[Some records]
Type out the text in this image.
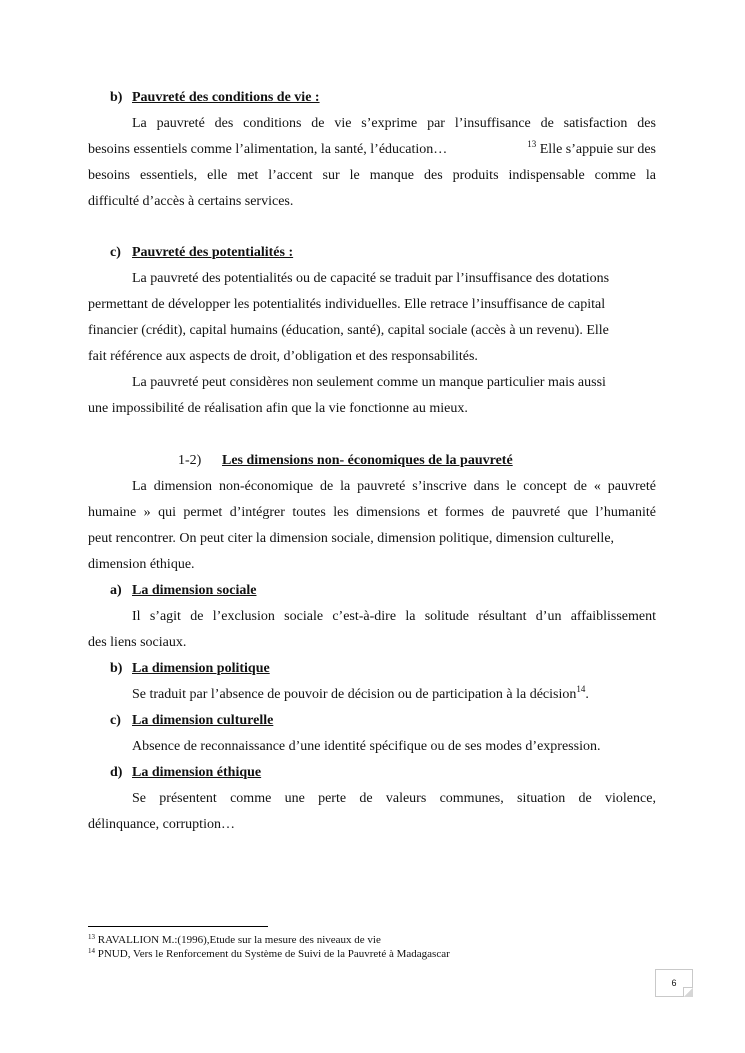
b) Pauvreté des conditions de vie :
La pauvreté des conditions de vie s’exprime par l’insuffisance de satisfaction des
besoins essentiels comme l’alimentation, la santé, l’éducation…	$^{13}$ Elle s’appuie sur des
besoins essentiels, elle met l’accent sur le manque des produits indispensable comme la
difficulté d’accès à certains services.
c) Pauvreté des potentialités :
La pauvreté des potentialités ou de capacité se traduit par l’insuffisance des dotations
permettant de développer les potentialités individuelles. Elle retrace l’insuffisance de capital
financier (crédit), capital humains (éducation, santé), capital sociale (accès à un revenu). Elle
fait référence aux aspects de droit, d’obligation et des responsabilités.
La pauvreté peut considères non seulement comme un manque particulier mais aussi
une impossibilité de réalisation afin que la vie fonctionne au mieux.
1-2) Les dimensions non- économiques de la pauvreté
La dimension non-économique de la pauvreté s’inscrive dans le concept de « pauvreté
humaine » qui permet d’intégrer toutes les dimensions et formes de pauvreté que l’humanité
peut rencontrer. On peut citer la dimension sociale, dimension politique, dimension culturelle,
dimension éthique.
a) La dimension sociale
Il s’agit de l’exclusion sociale c’est-à-dire la solitude résultant d’un affaiblissement
des liens sociaux.
b) La dimension politique
Se traduit par l’absence de pouvoir de décision ou de participation à la décision$^{14}$.
c) La dimension culturelle
Absence de reconnaissance d’une identité spécifique ou de ses modes d’expression.
d) La dimension éthique
Se présentent comme une perte de valeurs communes, situation de violence,
délinquance, corruption…
$^{13}$ RAVALLION M.:(1996),Etude sur la mesure des niveaux de vie
$^{14}$ PNUD, Vers le Renforcement du Système de Suivi de la Pauvreté à Madagascar
6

- Set problem
Exclude every picture and copy the remaining data exactly.

- Reply
Type out the text in this image.
b) Pauvreté des conditions de vie :
La pauvreté des conditions de vie s’exprime par l’insuffisance de satisfaction des
besoins essentiels comme l’alimentation, la santé, l’éducation…	$^{13}$ Elle s’appuie sur des
besoins essentiels, elle met l’accent sur le manque des produits indispensable comme la
difficulté d’accès à certains services.
c) Pauvreté des potentialités :
La pauvreté des potentialités ou de capacité se traduit par l’insuffisance des dotations
permettant de développer les potentialités individuelles. Elle retrace l’insuffisance de capital
financier (crédit), capital humains (éducation, santé), capital sociale (accès à un revenu). Elle
fait référence aux aspects de droit, d’obligation et des responsabilités.
La pauvreté peut considères non seulement comme un manque particulier mais aussi
une impossibilité de réalisation afin que la vie fonctionne au mieux.
1-2) Les dimensions non- économiques de la pauvreté
La dimension non-économique de la pauvreté s’inscrive dans le concept de « pauvreté
humaine » qui permet d’intégrer toutes les dimensions et formes de pauvreté que l’humanité
peut rencontrer. On peut citer la dimension sociale, dimension politique, dimension culturelle,
dimension éthique.
a) La dimension sociale
Il s’agit de l’exclusion sociale c’est-à-dire la solitude résultant d’un affaiblissement
des liens sociaux.
b) La dimension politique
Se traduit par l’absence de pouvoir de décision ou de participation à la décision$^{14}$.
c) La dimension culturelle
Absence de reconnaissance d’une identité spécifique ou de ses modes d’expression.
d) La dimension éthique
Se présentent comme une perte de valeurs communes, situation de violence,
délinquance, corruption…
$^{13}$ RAVALLION M.:(1996),Etude sur la mesure des niveaux de vie
$^{14}$ PNUD, Vers le Renforcement du Système de Suivi de la Pauvreté à Madagascar
6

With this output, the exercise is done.